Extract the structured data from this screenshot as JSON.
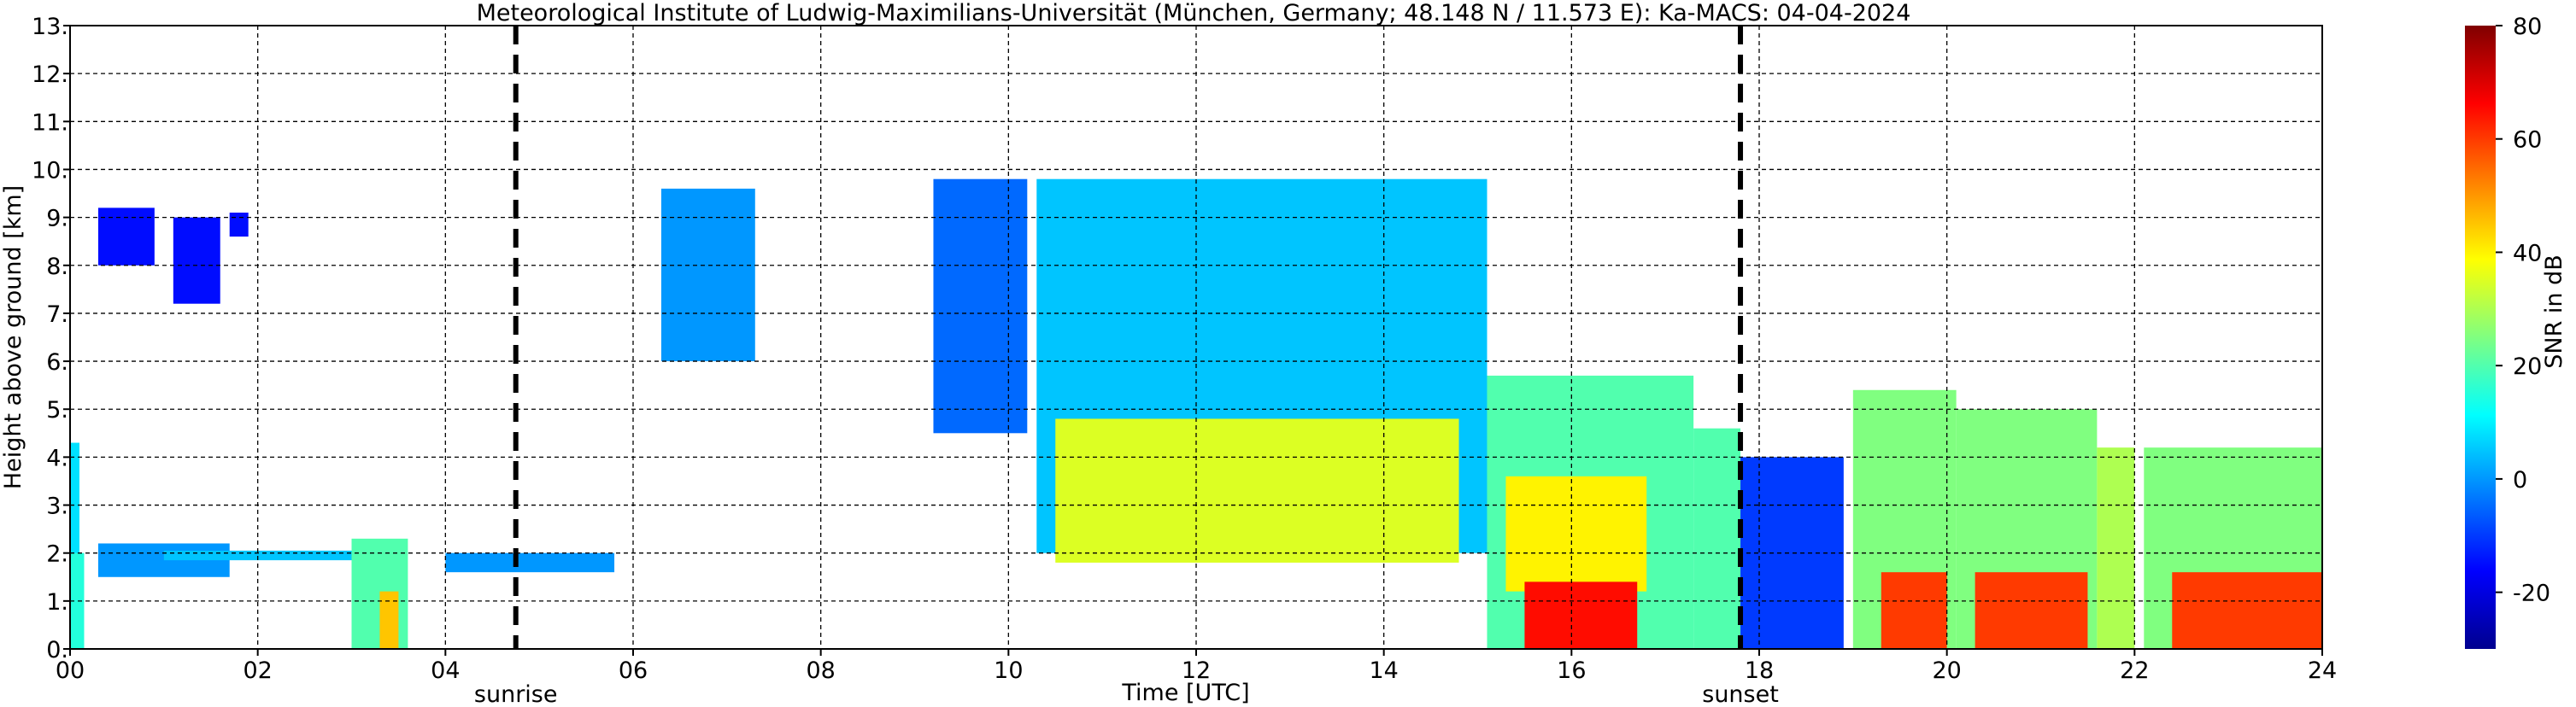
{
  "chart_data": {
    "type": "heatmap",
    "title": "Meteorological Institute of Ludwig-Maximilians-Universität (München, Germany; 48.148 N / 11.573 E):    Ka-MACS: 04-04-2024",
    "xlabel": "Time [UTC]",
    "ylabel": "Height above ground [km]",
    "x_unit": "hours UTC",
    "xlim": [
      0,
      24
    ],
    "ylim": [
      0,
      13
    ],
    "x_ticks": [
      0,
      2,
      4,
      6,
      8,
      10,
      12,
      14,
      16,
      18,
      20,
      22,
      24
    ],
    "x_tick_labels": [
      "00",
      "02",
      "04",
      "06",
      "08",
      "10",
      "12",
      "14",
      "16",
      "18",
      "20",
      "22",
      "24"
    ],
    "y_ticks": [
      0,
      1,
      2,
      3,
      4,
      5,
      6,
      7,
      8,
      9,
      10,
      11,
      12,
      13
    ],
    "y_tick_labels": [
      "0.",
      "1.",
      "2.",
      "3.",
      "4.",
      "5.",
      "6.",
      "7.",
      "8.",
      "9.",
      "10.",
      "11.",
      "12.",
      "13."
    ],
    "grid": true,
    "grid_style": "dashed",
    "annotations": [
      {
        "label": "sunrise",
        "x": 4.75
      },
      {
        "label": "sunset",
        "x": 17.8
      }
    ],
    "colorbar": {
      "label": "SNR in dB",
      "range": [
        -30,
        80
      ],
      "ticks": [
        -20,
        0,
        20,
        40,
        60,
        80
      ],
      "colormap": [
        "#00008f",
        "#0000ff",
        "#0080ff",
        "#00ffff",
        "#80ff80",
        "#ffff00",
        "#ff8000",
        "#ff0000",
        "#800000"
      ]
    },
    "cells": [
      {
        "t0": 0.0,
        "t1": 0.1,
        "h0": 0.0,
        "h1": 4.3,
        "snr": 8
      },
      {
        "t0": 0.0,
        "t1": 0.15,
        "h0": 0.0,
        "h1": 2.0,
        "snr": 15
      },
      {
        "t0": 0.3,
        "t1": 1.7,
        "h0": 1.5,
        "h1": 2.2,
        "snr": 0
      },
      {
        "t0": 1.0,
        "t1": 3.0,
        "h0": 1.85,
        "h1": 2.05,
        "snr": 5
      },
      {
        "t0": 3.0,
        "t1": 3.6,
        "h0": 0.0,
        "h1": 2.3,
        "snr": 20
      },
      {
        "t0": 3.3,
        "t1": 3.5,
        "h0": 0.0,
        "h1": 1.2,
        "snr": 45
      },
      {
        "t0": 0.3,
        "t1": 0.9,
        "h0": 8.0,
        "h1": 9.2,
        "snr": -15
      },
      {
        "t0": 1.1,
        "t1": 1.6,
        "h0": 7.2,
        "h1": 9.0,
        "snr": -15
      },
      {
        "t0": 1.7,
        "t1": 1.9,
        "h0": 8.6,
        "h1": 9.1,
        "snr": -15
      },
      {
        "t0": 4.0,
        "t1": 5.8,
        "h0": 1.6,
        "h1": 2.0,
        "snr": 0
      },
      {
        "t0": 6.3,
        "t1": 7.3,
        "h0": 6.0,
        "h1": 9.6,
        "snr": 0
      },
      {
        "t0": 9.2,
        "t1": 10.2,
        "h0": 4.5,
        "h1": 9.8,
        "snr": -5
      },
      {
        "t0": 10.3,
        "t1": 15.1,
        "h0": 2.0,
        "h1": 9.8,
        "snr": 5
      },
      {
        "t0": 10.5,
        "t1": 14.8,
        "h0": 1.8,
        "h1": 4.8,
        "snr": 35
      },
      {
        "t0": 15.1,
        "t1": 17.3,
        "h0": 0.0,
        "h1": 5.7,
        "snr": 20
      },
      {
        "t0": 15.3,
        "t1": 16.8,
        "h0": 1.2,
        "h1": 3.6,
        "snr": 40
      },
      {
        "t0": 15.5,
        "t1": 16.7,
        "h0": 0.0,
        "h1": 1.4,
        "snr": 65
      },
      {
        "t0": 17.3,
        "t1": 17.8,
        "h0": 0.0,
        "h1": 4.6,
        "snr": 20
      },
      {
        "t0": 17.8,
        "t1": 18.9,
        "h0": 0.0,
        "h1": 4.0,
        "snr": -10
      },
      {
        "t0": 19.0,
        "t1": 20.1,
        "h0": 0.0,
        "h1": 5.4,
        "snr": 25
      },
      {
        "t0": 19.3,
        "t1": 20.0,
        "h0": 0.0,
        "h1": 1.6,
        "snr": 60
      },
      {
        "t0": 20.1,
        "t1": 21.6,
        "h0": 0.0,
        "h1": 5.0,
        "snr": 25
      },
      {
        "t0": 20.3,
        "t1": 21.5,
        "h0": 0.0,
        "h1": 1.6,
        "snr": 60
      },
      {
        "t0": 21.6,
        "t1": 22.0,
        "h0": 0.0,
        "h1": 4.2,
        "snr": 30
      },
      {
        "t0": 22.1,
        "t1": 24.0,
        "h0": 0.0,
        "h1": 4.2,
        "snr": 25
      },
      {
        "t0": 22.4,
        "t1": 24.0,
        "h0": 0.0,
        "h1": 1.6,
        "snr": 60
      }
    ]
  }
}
_ _ _ _
- Your task
Print the complete listing exactly as it stands, without its pictures.

- Response to the task
Extract the structured data from this screenshot as JSON.
{
  "chart_data": {
    "type": "heatmap",
    "title": "Meteorological Institute of Ludwig-Maximilians-Universität (München, Germany; 48.148 N / 11.573 E):    Ka-MACS: 04-04-2024",
    "xlabel": "Time [UTC]",
    "ylabel": "Height above ground [km]",
    "x_unit": "hours UTC",
    "xlim": [
      0,
      24
    ],
    "ylim": [
      0,
      13
    ],
    "x_ticks": [
      0,
      2,
      4,
      6,
      8,
      10,
      12,
      14,
      16,
      18,
      20,
      22,
      24
    ],
    "x_tick_labels": [
      "00",
      "02",
      "04",
      "06",
      "08",
      "10",
      "12",
      "14",
      "16",
      "18",
      "20",
      "22",
      "24"
    ],
    "y_ticks": [
      0,
      1,
      2,
      3,
      4,
      5,
      6,
      7,
      8,
      9,
      10,
      11,
      12,
      13
    ],
    "y_tick_labels": [
      "0.",
      "1.",
      "2.",
      "3.",
      "4.",
      "5.",
      "6.",
      "7.",
      "8.",
      "9.",
      "10.",
      "11.",
      "12.",
      "13."
    ],
    "grid": true,
    "grid_style": "dashed",
    "annotations": [
      {
        "label": "sunrise",
        "x": 4.75
      },
      {
        "label": "sunset",
        "x": 17.8
      }
    ],
    "colorbar": {
      "label": "SNR in dB",
      "range": [
        -30,
        80
      ],
      "ticks": [
        -20,
        0,
        20,
        40,
        60,
        80
      ],
      "colormap": [
        "#00008f",
        "#0000ff",
        "#0080ff",
        "#00ffff",
        "#80ff80",
        "#ffff00",
        "#ff8000",
        "#ff0000",
        "#800000"
      ]
    },
    "cells": [
      {
        "t0": 0.0,
        "t1": 0.1,
        "h0": 0.0,
        "h1": 4.3,
        "snr": 8
      },
      {
        "t0": 0.0,
        "t1": 0.15,
        "h0": 0.0,
        "h1": 2.0,
        "snr": 15
      },
      {
        "t0": 0.3,
        "t1": 1.7,
        "h0": 1.5,
        "h1": 2.2,
        "snr": 0
      },
      {
        "t0": 1.0,
        "t1": 3.0,
        "h0": 1.85,
        "h1": 2.05,
        "snr": 5
      },
      {
        "t0": 3.0,
        "t1": 3.6,
        "h0": 0.0,
        "h1": 2.3,
        "snr": 20
      },
      {
        "t0": 3.3,
        "t1": 3.5,
        "h0": 0.0,
        "h1": 1.2,
        "snr": 45
      },
      {
        "t0": 0.3,
        "t1": 0.9,
        "h0": 8.0,
        "h1": 9.2,
        "snr": -15
      },
      {
        "t0": 1.1,
        "t1": 1.6,
        "h0": 7.2,
        "h1": 9.0,
        "snr": -15
      },
      {
        "t0": 1.7,
        "t1": 1.9,
        "h0": 8.6,
        "h1": 9.1,
        "snr": -15
      },
      {
        "t0": 4.0,
        "t1": 5.8,
        "h0": 1.6,
        "h1": 2.0,
        "snr": 0
      },
      {
        "t0": 6.3,
        "t1": 7.3,
        "h0": 6.0,
        "h1": 9.6,
        "snr": 0
      },
      {
        "t0": 9.2,
        "t1": 10.2,
        "h0": 4.5,
        "h1": 9.8,
        "snr": -5
      },
      {
        "t0": 10.3,
        "t1": 15.1,
        "h0": 2.0,
        "h1": 9.8,
        "snr": 5
      },
      {
        "t0": 10.5,
        "t1": 14.8,
        "h0": 1.8,
        "h1": 4.8,
        "snr": 35
      },
      {
        "t0": 15.1,
        "t1": 17.3,
        "h0": 0.0,
        "h1": 5.7,
        "snr": 20
      },
      {
        "t0": 15.3,
        "t1": 16.8,
        "h0": 1.2,
        "h1": 3.6,
        "snr": 40
      },
      {
        "t0": 15.5,
        "t1": 16.7,
        "h0": 0.0,
        "h1": 1.4,
        "snr": 65
      },
      {
        "t0": 17.3,
        "t1": 17.8,
        "h0": 0.0,
        "h1": 4.6,
        "snr": 20
      },
      {
        "t0": 17.8,
        "t1": 18.9,
        "h0": 0.0,
        "h1": 4.0,
        "snr": -10
      },
      {
        "t0": 19.0,
        "t1": 20.1,
        "h0": 0.0,
        "h1": 5.4,
        "snr": 25
      },
      {
        "t0": 19.3,
        "t1": 20.0,
        "h0": 0.0,
        "h1": 1.6,
        "snr": 60
      },
      {
        "t0": 20.1,
        "t1": 21.6,
        "h0": 0.0,
        "h1": 5.0,
        "snr": 25
      },
      {
        "t0": 20.3,
        "t1": 21.5,
        "h0": 0.0,
        "h1": 1.6,
        "snr": 60
      },
      {
        "t0": 21.6,
        "t1": 22.0,
        "h0": 0.0,
        "h1": 4.2,
        "snr": 30
      },
      {
        "t0": 22.1,
        "t1": 24.0,
        "h0": 0.0,
        "h1": 4.2,
        "snr": 25
      },
      {
        "t0": 22.4,
        "t1": 24.0,
        "h0": 0.0,
        "h1": 1.6,
        "snr": 60
      }
    ]
  }
}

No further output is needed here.